_Task brief_
Return nothing but the lines from the line with "What's the underlying" through the last line of the entries that follow, copied exactly and free of pictures.

_Dataset entries_
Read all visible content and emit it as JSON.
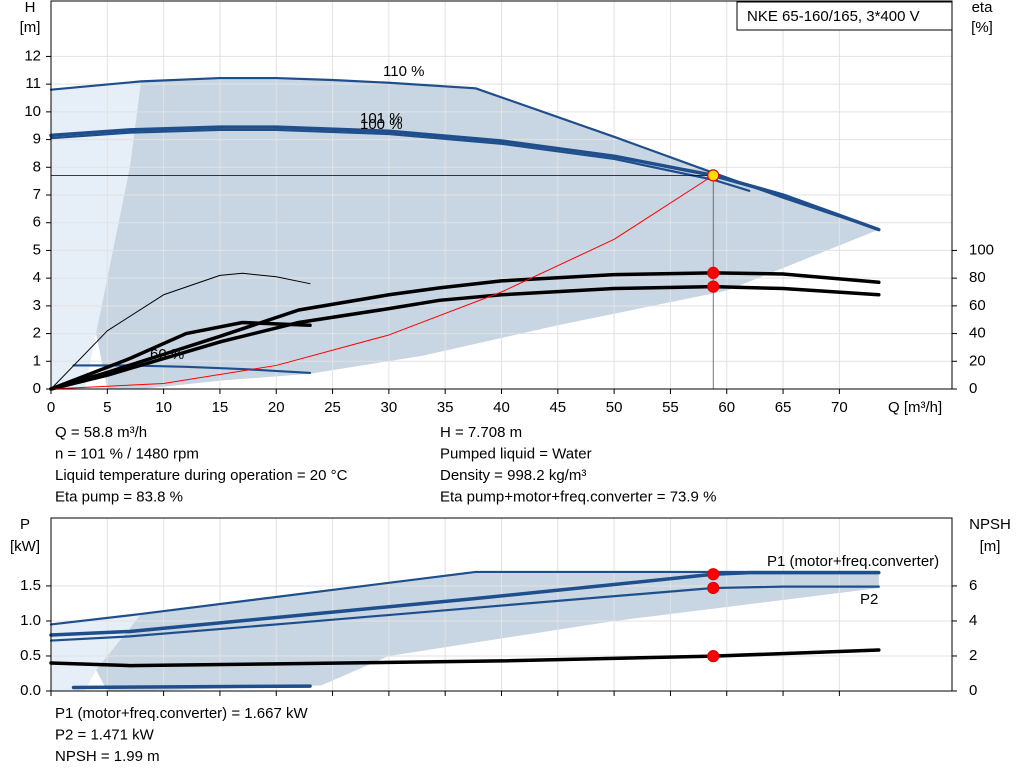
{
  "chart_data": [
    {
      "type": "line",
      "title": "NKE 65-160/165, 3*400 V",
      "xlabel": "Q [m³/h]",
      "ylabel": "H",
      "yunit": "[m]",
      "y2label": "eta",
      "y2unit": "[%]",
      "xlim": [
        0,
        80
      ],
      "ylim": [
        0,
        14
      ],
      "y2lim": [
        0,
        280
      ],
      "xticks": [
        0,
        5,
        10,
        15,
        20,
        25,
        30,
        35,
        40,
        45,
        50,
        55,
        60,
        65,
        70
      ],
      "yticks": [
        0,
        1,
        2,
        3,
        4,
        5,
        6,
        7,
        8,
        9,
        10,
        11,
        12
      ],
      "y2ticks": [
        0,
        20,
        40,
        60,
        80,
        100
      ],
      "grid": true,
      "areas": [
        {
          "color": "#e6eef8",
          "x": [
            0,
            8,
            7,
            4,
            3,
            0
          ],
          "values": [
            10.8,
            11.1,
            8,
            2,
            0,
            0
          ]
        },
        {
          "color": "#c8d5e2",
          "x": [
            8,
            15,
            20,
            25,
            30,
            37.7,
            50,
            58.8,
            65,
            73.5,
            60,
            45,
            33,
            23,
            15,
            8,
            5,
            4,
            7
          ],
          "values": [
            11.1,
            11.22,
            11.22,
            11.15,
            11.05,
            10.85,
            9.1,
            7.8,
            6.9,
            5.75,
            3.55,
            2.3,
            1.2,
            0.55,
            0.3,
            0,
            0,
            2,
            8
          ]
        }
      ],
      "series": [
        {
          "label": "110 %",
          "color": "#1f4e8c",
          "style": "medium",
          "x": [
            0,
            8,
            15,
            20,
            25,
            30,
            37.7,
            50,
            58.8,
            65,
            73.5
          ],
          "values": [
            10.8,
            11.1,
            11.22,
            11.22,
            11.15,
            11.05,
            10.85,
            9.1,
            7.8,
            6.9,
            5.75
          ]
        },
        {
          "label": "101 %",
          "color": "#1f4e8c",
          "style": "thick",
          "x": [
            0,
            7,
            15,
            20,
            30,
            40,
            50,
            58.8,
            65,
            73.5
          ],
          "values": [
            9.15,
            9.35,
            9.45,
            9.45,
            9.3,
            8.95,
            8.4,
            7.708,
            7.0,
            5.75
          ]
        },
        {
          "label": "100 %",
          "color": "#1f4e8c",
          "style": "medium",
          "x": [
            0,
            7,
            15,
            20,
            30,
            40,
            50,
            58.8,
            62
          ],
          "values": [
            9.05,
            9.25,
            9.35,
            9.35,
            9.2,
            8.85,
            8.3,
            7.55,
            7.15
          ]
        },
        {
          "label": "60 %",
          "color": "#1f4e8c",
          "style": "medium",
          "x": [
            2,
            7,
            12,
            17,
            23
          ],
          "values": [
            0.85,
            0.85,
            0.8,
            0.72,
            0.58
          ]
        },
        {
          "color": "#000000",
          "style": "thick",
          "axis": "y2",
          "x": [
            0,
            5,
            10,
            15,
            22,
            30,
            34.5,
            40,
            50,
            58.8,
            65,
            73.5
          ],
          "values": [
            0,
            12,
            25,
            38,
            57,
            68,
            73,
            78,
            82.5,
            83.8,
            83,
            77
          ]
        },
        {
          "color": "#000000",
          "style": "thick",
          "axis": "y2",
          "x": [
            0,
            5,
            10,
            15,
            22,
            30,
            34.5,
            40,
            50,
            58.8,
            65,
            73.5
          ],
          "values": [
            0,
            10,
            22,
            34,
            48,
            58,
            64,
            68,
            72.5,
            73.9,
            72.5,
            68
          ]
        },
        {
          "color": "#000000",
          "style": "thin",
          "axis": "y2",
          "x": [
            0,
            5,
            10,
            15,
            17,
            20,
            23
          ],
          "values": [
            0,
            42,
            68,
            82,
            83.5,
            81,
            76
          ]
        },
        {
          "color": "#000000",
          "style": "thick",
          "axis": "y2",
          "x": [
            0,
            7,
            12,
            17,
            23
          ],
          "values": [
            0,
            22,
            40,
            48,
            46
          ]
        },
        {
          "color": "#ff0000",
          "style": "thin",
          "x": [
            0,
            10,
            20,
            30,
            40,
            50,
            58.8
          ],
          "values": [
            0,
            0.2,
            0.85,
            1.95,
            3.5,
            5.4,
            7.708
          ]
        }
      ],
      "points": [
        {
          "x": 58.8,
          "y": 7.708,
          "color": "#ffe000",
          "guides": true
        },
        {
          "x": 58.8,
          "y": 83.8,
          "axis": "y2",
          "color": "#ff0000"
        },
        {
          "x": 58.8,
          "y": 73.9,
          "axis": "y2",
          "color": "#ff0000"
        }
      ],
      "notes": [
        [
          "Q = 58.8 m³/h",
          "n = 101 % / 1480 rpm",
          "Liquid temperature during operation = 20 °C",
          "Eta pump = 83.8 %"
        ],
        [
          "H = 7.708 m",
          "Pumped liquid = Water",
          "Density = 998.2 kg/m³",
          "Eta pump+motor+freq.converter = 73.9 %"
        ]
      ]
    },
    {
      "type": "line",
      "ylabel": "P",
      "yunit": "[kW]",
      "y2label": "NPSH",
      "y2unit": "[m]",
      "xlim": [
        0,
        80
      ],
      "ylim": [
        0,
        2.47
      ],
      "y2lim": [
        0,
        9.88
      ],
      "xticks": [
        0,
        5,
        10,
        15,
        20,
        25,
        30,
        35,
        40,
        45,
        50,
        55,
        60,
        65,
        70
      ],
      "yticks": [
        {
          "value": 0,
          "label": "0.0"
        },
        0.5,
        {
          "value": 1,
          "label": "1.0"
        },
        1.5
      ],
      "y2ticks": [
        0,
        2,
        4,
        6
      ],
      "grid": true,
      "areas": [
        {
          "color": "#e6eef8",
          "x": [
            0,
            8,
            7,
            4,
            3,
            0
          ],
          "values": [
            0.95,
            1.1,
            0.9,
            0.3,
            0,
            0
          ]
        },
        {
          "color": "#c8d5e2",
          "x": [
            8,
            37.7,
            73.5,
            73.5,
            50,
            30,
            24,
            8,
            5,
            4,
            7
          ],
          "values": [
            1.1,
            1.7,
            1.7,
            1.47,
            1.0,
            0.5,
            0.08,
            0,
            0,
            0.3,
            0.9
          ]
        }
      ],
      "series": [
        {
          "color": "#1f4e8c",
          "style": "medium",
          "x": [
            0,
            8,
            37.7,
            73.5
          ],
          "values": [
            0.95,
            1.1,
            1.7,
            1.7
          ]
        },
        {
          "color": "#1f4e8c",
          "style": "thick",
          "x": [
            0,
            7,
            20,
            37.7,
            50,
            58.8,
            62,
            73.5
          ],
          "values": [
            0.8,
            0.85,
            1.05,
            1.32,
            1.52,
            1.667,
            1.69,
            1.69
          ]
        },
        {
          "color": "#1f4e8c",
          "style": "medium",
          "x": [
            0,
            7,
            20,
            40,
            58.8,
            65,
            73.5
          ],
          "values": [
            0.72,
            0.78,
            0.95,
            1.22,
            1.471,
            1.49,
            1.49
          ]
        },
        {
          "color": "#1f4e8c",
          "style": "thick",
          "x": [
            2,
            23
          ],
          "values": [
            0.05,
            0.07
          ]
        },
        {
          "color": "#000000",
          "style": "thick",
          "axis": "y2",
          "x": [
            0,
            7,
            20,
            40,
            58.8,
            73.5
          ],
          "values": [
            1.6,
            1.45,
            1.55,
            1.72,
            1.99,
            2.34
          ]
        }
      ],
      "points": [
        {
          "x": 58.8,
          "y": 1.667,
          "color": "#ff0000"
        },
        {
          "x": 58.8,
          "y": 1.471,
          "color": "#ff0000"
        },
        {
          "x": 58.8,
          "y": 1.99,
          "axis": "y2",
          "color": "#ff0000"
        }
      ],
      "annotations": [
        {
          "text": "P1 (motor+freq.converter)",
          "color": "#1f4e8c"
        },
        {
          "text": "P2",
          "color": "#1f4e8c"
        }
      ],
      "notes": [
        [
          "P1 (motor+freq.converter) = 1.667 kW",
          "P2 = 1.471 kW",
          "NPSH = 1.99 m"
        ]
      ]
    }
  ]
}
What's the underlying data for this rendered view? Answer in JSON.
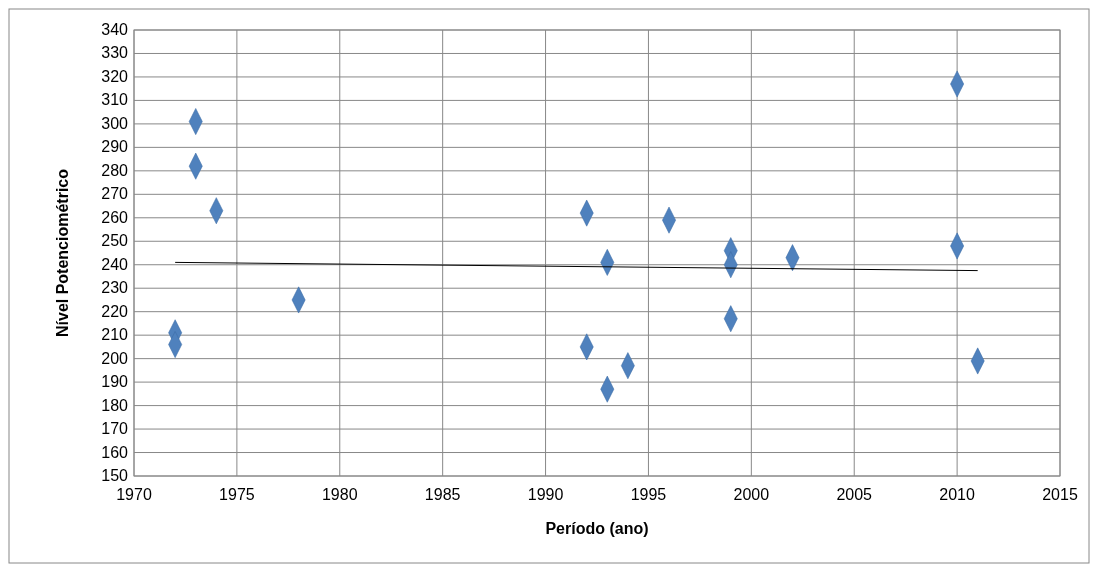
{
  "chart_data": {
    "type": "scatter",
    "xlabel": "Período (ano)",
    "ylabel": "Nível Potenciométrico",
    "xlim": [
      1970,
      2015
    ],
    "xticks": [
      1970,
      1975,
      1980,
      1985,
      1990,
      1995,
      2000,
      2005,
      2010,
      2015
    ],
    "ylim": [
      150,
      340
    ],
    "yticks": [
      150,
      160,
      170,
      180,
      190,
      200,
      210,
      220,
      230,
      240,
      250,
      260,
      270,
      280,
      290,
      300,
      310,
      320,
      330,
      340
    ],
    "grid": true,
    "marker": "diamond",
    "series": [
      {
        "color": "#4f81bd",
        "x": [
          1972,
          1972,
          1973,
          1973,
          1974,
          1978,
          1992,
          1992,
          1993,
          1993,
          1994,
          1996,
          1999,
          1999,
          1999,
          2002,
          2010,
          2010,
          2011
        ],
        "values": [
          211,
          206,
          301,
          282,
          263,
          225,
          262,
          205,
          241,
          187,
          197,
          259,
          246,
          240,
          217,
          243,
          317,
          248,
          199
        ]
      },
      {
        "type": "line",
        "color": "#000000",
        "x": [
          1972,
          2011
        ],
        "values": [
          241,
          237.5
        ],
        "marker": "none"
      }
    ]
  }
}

_Task response_
What's the underlying data for this rendered view? Answer in JSON.
{
  "chart_data": {
    "type": "scatter",
    "xlabel": "Período (ano)",
    "ylabel": "Nível Potenciométrico",
    "xlim": [
      1970,
      2015
    ],
    "xticks": [
      1970,
      1975,
      1980,
      1985,
      1990,
      1995,
      2000,
      2005,
      2010,
      2015
    ],
    "ylim": [
      150,
      340
    ],
    "yticks": [
      150,
      160,
      170,
      180,
      190,
      200,
      210,
      220,
      230,
      240,
      250,
      260,
      270,
      280,
      290,
      300,
      310,
      320,
      330,
      340
    ],
    "grid": true,
    "marker": "diamond",
    "series": [
      {
        "color": "#4f81bd",
        "x": [
          1972,
          1972,
          1973,
          1973,
          1974,
          1978,
          1992,
          1992,
          1993,
          1993,
          1994,
          1996,
          1999,
          1999,
          1999,
          2002,
          2010,
          2010,
          2011
        ],
        "values": [
          211,
          206,
          301,
          282,
          263,
          225,
          262,
          205,
          241,
          187,
          197,
          259,
          246,
          240,
          217,
          243,
          317,
          248,
          199
        ]
      },
      {
        "type": "line",
        "color": "#000000",
        "x": [
          1972,
          2011
        ],
        "values": [
          241,
          237.5
        ],
        "marker": "none"
      }
    ]
  }
}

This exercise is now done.